Write out all the material exactly. Leave nothing out.

(Stored records)
· · · ·
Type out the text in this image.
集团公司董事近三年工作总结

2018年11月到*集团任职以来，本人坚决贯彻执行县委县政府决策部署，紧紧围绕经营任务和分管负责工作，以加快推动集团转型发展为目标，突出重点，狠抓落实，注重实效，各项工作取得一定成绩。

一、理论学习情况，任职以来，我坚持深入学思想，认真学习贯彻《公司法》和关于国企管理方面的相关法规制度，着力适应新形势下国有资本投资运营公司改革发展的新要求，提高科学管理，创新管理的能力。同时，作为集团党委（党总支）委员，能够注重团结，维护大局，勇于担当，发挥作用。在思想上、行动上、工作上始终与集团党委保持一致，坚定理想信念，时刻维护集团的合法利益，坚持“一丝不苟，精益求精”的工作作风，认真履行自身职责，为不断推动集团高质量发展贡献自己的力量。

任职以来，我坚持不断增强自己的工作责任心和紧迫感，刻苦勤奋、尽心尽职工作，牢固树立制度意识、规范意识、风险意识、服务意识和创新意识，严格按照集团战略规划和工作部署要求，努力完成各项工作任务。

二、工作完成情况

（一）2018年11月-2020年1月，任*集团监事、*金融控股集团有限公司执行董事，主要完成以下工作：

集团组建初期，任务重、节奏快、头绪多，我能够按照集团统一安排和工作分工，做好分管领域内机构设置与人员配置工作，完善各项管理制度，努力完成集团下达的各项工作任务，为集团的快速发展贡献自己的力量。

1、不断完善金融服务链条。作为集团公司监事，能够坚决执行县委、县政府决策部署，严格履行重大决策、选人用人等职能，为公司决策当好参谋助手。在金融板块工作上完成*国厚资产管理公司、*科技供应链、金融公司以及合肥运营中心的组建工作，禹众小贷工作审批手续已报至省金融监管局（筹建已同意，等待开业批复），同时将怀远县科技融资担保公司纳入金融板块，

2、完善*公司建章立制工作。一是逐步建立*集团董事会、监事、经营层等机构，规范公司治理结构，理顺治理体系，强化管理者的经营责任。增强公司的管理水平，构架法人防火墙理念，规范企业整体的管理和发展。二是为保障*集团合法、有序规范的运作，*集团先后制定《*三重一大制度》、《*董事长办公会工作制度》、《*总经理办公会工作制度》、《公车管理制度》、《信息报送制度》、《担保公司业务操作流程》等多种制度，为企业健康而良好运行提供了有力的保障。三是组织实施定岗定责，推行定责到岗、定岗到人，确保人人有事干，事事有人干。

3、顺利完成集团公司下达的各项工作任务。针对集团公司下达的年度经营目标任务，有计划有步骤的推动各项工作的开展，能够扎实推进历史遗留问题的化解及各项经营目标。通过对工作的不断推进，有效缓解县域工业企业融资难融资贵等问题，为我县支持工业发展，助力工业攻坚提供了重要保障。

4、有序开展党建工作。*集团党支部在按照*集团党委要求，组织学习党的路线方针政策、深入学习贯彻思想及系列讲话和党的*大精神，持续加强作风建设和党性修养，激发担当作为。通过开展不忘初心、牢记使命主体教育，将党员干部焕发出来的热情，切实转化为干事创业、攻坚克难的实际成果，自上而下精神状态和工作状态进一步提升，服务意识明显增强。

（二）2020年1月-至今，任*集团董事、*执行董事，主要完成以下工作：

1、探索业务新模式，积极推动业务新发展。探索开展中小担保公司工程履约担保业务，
· · · ·
### EXERCISE RESULT
Type out the text in this image.
集团公司董事近三年工作总结

2018年11月到*集团任职以来，本人坚决贯彻执行县委县政府决策部署，紧紧围绕经营任务和分管负责工作，以加快推动集团转型发展为目标，突出重点，狠抓落实，注重实效，各项工作取得一定成绩。

一、理论学习情况，任职以来，我坚持深入学思想，认真学习贯彻《公司法》和关于国企管理方面的相关法规制度，着力适应新形势下国有资本投资运营公司改革发展的新要求，提高科学管理，创新管理的能力。同时，作为集团党委（党总支）委员，能够注重团结，维护大局，勇于担当，发挥作用。在思想上、行动上、工作上始终与集团党委保持一致，坚定理想信念，时刻维护集团的合法利益，坚持“一丝不苟，精益求精”的工作作风，认真履行自身职责，为不断推动集团高质量发展贡献自己的力量。

任职以来，我坚持不断增强自己的工作责任心和紧迫感，刻苦勤奋、尽心尽职工作，牢固树立制度意识、规范意识、风险意识、服务意识和创新意识，严格按照集团战略规划和工作部署要求，努力完成各项工作任务。

二、工作完成情况

（一）2018年11月-2020年1月，任*集团监事、*金融控股集团有限公司执行董事，主要完成以下工作：

集团组建初期，任务重、节奏快、头绪多，我能够按照集团统一安排和工作分工，做好分管领域内机构设置与人员配置工作，完善各项管理制度，努力完成集团下达的各项工作任务，为集团的快速发展贡献自己的力量。

1、不断完善金融服务链条。作为集团公司监事，能够坚决执行县委、县政府决策部署，严格履行重大决策、选人用人等职能，为公司决策当好参谋助手。在金融板块工作上完成*国厚资产管理公司、*科技供应链、金融公司以及合肥运营中心的组建工作，禹众小贷工作审批手续已报至省金融监管局（筹建已同意，等待开业批复），同时将怀远县科技融资担保公司纳入金融板块，

2、完善*公司建章立制工作。一是逐步建立*集团董事会、监事、经营层等机构，规范公司治理结构，理顺治理体系，强化管理者的经营责任。增强公司的管理水平，构架法人防火墙理念，规范企业整体的管理和发展。二是为保障*集团合法、有序规范的运作，*集团先后制定《*三重一大制度》、《*董事长办公会工作制度》、《*总经理办公会工作制度》、《公车管理制度》、《信息报送制度》、《担保公司业务操作流程》等多种制度，为企业健康而良好运行提供了有力的保障。三是组织实施定岗定责，推行定责到岗、定岗到人，确保人人有事干，事事有人干。

3、顺利完成集团公司下达的各项工作任务。针对集团公司下达的年度经营目标任务，有计划有步骤的推动各项工作的开展，能够扎实推进历史遗留问题的化解及各项经营目标。通过对工作的不断推进，有效缓解县域工业企业融资难融资贵等问题，为我县支持工业发展，助力工业攻坚提供了重要保障。

4、有序开展党建工作。*集团党支部在按照*集团党委要求，组织学习党的路线方针政策、深入学习贯彻思想及系列讲话和党的*大精神，持续加强作风建设和党性修养，激发担当作为。通过开展不忘初心、牢记使命主体教育，将党员干部焕发出来的热情，切实转化为干事创业、攻坚克难的实际成果，自上而下精神状态和工作状态进一步提升，服务意识明显增强。

（二）2020年1月-至今，任*集团董事、*执行董事，主要完成以下工作：

1、探索业务新模式，积极推动业务新发展。探索开展中小担保公司工程履约担保业务，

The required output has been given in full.